RECORDS SHOWN
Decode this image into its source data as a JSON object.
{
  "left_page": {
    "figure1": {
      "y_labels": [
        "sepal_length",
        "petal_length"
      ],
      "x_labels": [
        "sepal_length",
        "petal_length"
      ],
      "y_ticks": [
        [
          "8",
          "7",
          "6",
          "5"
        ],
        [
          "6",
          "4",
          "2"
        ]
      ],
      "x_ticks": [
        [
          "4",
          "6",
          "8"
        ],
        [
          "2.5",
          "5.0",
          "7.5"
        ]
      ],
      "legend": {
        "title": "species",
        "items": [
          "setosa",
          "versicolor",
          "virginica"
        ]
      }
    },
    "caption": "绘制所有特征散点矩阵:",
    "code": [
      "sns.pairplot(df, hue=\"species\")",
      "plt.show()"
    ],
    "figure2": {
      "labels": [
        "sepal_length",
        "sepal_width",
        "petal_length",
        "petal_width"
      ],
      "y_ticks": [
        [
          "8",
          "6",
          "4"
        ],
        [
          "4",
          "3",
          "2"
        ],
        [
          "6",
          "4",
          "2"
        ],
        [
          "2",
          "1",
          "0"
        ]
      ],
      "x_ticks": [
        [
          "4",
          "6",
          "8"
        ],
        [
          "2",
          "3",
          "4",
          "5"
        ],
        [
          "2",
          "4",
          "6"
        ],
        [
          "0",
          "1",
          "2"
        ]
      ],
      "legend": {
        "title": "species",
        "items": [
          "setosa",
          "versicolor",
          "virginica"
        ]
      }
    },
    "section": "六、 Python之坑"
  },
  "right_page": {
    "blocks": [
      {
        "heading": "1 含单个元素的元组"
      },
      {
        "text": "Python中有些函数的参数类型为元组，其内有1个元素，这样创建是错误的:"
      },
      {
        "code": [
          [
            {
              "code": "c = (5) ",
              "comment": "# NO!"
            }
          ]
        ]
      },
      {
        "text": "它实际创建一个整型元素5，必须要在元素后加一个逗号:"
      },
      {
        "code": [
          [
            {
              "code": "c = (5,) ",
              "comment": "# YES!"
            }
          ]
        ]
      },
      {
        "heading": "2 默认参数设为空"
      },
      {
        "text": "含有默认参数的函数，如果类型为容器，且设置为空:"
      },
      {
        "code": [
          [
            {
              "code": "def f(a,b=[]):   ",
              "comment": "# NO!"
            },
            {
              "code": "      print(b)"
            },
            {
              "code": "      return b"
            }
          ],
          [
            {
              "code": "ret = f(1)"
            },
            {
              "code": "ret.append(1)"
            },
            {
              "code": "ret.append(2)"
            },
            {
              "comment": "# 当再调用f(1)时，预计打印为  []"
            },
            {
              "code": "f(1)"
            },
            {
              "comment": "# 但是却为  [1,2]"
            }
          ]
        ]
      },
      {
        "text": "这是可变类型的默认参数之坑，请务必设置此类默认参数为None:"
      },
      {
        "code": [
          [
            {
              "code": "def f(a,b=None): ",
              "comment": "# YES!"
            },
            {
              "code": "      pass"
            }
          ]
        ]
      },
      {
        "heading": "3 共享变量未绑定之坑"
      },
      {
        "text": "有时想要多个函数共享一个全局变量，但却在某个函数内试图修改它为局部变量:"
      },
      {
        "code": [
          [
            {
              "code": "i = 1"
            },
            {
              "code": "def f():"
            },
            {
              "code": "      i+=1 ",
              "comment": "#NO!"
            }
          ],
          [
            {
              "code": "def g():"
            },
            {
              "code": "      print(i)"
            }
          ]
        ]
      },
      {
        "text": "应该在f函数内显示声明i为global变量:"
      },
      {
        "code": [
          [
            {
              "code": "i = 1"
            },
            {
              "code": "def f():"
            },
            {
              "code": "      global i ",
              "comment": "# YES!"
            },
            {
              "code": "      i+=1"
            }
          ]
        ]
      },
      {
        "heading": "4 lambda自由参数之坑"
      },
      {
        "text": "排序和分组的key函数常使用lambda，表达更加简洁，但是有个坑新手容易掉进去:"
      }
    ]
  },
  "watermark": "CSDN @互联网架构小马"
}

THE EXERCISE
Copy every record above exactly as it appears.

ANSWER TO THE PROBLEM
Decode this image into its source data as a JSON object.
{
  "left_page": {
    "figure1": {
      "y_labels": [
        "sepal_length",
        "petal_length"
      ],
      "x_labels": [
        "sepal_length",
        "petal_length"
      ],
      "y_ticks": [
        [
          "8",
          "7",
          "6",
          "5"
        ],
        [
          "6",
          "4",
          "2"
        ]
      ],
      "x_ticks": [
        [
          "4",
          "6",
          "8"
        ],
        [
          "2.5",
          "5.0",
          "7.5"
        ]
      ],
      "legend": {
        "title": "species",
        "items": [
          "setosa",
          "versicolor",
          "virginica"
        ]
      }
    },
    "caption": "绘制所有特征散点矩阵:",
    "code": [
      "sns.pairplot(df, hue=\"species\")",
      "plt.show()"
    ],
    "figure2": {
      "labels": [
        "sepal_length",
        "sepal_width",
        "petal_length",
        "petal_width"
      ],
      "y_ticks": [
        [
          "8",
          "6",
          "4"
        ],
        [
          "4",
          "3",
          "2"
        ],
        [
          "6",
          "4",
          "2"
        ],
        [
          "2",
          "1",
          "0"
        ]
      ],
      "x_ticks": [
        [
          "4",
          "6",
          "8"
        ],
        [
          "2",
          "3",
          "4",
          "5"
        ],
        [
          "2",
          "4",
          "6"
        ],
        [
          "0",
          "1",
          "2"
        ]
      ],
      "legend": {
        "title": "species",
        "items": [
          "setosa",
          "versicolor",
          "virginica"
        ]
      }
    },
    "section": "六、 Python之坑"
  },
  "right_page": {
    "blocks": [
      {
        "heading": "1 含单个元素的元组"
      },
      {
        "text": "Python中有些函数的参数类型为元组，其内有1个元素，这样创建是错误的:"
      },
      {
        "code": [
          [
            {
              "code": "c = (5) ",
              "comment": "# NO!"
            }
          ]
        ]
      },
      {
        "text": "它实际创建一个整型元素5，必须要在元素后加一个逗号:"
      },
      {
        "code": [
          [
            {
              "code": "c = (5,) ",
              "comment": "# YES!"
            }
          ]
        ]
      },
      {
        "heading": "2 默认参数设为空"
      },
      {
        "text": "含有默认参数的函数，如果类型为容器，且设置为空:"
      },
      {
        "code": [
          [
            {
              "code": "def f(a,b=[]):   ",
              "comment": "# NO!"
            },
            {
              "code": "      print(b)"
            },
            {
              "code": "      return b"
            }
          ],
          [
            {
              "code": "ret = f(1)"
            },
            {
              "code": "ret.append(1)"
            },
            {
              "code": "ret.append(2)"
            },
            {
              "comment": "# 当再调用f(1)时，预计打印为  []"
            },
            {
              "code": "f(1)"
            },
            {
              "comment": "# 但是却为  [1,2]"
            }
          ]
        ]
      },
      {
        "text": "这是可变类型的默认参数之坑，请务必设置此类默认参数为None:"
      },
      {
        "code": [
          [
            {
              "code": "def f(a,b=None): ",
              "comment": "# YES!"
            },
            {
              "code": "      pass"
            }
          ]
        ]
      },
      {
        "heading": "3 共享变量未绑定之坑"
      },
      {
        "text": "有时想要多个函数共享一个全局变量，但却在某个函数内试图修改它为局部变量:"
      },
      {
        "code": [
          [
            {
              "code": "i = 1"
            },
            {
              "code": "def f():"
            },
            {
              "code": "      i+=1 ",
              "comment": "#NO!"
            }
          ],
          [
            {
              "code": "def g():"
            },
            {
              "code": "      print(i)"
            }
          ]
        ]
      },
      {
        "text": "应该在f函数内显示声明i为global变量:"
      },
      {
        "code": [
          [
            {
              "code": "i = 1"
            },
            {
              "code": "def f():"
            },
            {
              "code": "      global i ",
              "comment": "# YES!"
            },
            {
              "code": "      i+=1"
            }
          ]
        ]
      },
      {
        "heading": "4 lambda自由参数之坑"
      },
      {
        "text": "排序和分组的key函数常使用lambda，表达更加简洁，但是有个坑新手容易掉进去:"
      }
    ]
  },
  "watermark": "CSDN @互联网架构小马"
}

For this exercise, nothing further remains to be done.